- [The records]:
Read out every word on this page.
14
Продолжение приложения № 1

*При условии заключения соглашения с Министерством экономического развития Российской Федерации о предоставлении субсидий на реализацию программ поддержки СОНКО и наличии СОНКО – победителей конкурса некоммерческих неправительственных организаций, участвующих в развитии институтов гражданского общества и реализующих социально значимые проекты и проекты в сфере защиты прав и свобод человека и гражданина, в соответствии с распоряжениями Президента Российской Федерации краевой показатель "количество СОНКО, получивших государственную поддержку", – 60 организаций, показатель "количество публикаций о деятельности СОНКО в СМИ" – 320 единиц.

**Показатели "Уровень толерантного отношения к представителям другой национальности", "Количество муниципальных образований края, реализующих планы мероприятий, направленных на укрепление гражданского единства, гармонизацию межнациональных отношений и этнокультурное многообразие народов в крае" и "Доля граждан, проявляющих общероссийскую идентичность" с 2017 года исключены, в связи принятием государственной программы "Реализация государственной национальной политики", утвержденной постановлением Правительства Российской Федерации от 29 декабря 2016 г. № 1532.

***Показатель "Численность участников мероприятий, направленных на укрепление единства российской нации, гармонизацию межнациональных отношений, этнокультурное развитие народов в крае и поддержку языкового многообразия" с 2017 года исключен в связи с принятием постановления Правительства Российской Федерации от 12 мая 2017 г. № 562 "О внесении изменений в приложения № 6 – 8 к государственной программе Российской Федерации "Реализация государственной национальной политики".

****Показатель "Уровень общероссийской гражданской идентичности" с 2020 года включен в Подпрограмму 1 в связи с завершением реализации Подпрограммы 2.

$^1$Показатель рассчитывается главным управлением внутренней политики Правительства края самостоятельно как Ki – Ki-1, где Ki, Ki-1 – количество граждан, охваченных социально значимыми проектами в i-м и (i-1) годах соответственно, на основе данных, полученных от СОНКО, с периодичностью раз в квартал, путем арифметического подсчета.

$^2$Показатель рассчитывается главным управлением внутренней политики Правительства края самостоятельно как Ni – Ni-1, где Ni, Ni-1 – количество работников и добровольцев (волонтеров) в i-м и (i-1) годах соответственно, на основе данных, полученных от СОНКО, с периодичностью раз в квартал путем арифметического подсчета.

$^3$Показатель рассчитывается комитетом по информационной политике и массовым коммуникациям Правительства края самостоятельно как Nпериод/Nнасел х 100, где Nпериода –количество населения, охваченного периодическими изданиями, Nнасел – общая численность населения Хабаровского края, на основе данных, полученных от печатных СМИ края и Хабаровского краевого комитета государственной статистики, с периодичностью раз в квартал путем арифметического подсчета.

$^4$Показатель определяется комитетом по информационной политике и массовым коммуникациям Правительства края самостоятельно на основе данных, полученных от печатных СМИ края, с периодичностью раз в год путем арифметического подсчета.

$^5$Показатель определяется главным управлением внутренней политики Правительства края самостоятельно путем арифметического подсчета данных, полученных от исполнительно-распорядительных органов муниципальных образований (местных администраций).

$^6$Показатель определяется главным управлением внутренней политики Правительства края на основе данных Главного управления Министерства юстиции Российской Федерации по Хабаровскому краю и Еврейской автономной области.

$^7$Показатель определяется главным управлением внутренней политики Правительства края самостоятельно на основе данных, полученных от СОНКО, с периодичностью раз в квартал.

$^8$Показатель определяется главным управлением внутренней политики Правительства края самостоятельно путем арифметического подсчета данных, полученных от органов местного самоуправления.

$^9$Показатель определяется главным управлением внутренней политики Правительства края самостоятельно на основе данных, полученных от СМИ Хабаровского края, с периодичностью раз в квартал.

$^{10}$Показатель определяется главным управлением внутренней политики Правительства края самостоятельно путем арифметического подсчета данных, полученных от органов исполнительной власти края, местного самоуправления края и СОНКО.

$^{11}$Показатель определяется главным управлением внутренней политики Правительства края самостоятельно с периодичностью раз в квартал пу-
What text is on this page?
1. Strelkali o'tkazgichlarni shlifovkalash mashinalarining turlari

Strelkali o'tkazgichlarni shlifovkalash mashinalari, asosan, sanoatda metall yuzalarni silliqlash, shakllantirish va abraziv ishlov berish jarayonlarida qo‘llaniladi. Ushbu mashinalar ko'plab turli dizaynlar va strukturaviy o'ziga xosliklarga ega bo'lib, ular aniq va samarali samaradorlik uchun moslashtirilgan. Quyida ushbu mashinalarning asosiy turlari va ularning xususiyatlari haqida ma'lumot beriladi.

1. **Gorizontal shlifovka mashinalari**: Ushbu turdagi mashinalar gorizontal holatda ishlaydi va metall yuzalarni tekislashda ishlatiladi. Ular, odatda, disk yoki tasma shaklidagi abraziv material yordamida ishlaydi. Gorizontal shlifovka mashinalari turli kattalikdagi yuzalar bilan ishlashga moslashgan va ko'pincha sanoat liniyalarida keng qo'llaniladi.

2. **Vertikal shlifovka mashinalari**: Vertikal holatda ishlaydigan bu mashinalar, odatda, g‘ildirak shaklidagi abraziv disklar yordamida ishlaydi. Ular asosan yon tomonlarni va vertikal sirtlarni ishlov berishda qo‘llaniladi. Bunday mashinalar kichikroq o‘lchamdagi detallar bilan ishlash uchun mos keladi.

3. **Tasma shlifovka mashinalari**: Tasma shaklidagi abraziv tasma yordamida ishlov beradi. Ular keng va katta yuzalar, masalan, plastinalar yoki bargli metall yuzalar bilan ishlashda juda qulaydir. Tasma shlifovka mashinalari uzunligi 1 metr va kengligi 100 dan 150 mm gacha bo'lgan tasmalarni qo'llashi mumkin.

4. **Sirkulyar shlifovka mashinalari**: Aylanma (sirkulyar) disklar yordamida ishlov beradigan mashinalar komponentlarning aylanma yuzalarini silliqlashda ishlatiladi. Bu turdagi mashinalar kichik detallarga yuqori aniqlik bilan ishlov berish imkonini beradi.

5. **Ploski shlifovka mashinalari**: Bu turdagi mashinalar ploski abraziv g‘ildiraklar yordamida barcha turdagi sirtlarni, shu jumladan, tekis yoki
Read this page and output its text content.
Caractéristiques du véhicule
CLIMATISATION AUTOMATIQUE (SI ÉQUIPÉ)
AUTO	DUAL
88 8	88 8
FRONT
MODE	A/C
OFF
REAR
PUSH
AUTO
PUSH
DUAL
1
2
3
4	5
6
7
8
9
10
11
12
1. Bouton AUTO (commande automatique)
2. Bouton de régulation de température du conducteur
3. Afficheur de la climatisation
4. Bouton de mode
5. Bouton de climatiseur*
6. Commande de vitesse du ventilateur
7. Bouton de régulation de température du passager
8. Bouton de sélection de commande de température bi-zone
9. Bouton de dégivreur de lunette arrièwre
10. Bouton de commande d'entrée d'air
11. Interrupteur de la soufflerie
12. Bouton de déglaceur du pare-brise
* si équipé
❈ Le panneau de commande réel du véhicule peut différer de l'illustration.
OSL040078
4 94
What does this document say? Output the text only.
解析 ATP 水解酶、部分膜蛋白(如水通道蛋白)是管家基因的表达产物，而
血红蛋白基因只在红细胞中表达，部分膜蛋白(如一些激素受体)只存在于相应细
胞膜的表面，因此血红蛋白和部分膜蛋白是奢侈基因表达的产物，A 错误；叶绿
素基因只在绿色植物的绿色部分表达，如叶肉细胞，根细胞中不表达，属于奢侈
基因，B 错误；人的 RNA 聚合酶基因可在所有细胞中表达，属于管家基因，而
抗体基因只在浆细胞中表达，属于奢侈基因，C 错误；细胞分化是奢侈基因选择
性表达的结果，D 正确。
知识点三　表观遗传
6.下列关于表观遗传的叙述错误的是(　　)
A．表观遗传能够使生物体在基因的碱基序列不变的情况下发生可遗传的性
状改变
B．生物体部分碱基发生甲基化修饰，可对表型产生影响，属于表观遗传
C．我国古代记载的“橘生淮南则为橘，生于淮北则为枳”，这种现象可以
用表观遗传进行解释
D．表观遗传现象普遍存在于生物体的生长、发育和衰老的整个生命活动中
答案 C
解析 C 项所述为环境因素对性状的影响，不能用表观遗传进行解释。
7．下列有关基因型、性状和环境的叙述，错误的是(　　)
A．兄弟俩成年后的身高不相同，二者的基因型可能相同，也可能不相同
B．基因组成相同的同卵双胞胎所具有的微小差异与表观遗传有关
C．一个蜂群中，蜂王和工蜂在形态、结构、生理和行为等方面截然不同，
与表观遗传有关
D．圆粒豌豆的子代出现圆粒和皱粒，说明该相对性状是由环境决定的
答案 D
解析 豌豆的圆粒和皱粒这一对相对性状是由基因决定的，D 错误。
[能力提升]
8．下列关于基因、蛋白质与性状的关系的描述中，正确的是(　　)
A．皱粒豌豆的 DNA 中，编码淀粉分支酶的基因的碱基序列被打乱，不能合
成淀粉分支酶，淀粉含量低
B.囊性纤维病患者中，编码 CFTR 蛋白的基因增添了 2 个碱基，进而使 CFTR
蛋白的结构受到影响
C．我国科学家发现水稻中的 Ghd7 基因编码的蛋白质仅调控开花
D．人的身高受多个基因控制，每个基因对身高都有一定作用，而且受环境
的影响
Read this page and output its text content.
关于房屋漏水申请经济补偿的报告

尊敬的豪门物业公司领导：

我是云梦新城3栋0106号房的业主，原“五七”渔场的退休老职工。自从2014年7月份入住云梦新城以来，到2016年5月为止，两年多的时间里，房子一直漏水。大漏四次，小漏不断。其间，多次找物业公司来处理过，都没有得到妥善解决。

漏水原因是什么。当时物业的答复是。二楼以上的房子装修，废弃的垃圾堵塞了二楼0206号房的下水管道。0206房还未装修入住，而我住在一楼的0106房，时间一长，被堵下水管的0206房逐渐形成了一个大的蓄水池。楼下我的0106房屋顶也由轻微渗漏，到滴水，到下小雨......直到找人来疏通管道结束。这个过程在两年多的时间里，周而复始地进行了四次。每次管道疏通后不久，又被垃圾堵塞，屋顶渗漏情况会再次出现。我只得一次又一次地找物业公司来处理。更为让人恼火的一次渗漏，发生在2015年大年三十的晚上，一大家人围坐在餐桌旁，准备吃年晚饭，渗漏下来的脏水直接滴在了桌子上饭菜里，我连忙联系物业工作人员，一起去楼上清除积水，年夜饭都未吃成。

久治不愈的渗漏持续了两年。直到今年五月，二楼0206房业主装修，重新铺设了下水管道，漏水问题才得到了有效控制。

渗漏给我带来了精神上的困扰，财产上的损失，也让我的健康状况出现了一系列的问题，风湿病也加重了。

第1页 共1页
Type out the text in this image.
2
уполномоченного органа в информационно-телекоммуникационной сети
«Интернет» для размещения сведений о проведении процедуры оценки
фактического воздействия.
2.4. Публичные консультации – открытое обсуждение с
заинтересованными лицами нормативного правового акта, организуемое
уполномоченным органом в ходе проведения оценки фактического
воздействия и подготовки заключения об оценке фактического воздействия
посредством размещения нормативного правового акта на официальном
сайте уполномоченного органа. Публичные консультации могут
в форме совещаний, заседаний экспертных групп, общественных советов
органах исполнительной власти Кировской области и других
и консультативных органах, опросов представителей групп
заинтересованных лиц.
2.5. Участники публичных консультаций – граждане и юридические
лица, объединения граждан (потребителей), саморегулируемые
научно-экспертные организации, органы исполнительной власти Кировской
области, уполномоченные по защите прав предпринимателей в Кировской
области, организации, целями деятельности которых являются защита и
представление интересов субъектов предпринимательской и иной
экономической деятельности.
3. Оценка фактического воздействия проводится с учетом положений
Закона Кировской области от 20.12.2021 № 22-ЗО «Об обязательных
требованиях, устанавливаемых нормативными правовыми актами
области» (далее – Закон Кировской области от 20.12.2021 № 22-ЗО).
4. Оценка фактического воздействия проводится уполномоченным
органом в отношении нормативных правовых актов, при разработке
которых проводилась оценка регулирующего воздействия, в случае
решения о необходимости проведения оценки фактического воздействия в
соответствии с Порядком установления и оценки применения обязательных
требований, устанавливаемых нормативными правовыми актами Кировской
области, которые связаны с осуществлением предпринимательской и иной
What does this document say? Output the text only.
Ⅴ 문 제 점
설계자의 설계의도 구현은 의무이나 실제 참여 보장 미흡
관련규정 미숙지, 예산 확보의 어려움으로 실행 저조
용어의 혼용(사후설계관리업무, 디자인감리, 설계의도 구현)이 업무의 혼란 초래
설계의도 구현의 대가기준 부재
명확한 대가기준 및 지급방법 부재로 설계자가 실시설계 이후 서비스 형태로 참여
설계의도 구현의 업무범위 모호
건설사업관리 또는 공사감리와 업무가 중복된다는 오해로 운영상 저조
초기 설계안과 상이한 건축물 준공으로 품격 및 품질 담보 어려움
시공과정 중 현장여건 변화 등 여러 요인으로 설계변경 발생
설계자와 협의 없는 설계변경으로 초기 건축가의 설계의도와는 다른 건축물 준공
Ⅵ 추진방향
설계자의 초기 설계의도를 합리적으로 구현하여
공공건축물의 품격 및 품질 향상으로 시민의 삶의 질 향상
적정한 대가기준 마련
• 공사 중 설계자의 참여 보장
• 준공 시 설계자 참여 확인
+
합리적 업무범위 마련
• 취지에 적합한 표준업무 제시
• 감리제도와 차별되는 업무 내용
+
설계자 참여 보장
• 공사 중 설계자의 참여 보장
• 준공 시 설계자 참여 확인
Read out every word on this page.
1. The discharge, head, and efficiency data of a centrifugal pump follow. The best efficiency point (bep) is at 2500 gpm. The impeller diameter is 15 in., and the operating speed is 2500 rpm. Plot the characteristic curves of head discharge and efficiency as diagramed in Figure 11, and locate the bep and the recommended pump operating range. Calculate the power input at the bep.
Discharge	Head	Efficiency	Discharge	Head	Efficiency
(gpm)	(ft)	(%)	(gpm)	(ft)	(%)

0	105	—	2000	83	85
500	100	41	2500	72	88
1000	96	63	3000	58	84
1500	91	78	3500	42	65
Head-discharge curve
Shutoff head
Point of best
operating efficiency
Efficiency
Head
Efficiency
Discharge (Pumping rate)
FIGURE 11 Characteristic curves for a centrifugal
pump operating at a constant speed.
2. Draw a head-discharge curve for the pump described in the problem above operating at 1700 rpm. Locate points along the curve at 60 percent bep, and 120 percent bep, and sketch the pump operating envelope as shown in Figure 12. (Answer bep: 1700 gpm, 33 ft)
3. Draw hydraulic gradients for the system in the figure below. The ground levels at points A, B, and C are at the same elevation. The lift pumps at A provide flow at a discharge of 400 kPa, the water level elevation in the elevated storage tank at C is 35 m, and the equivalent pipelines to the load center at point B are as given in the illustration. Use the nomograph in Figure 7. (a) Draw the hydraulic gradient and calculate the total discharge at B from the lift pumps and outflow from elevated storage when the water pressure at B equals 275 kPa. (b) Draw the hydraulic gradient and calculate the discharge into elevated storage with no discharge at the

- [Stated problem]: List every line above that holds the word "предпринимательской".

- [The output]:
представление интересов субъектов предпринимательской и иной
области, которые связаны с осуществлением предпринимательской и иной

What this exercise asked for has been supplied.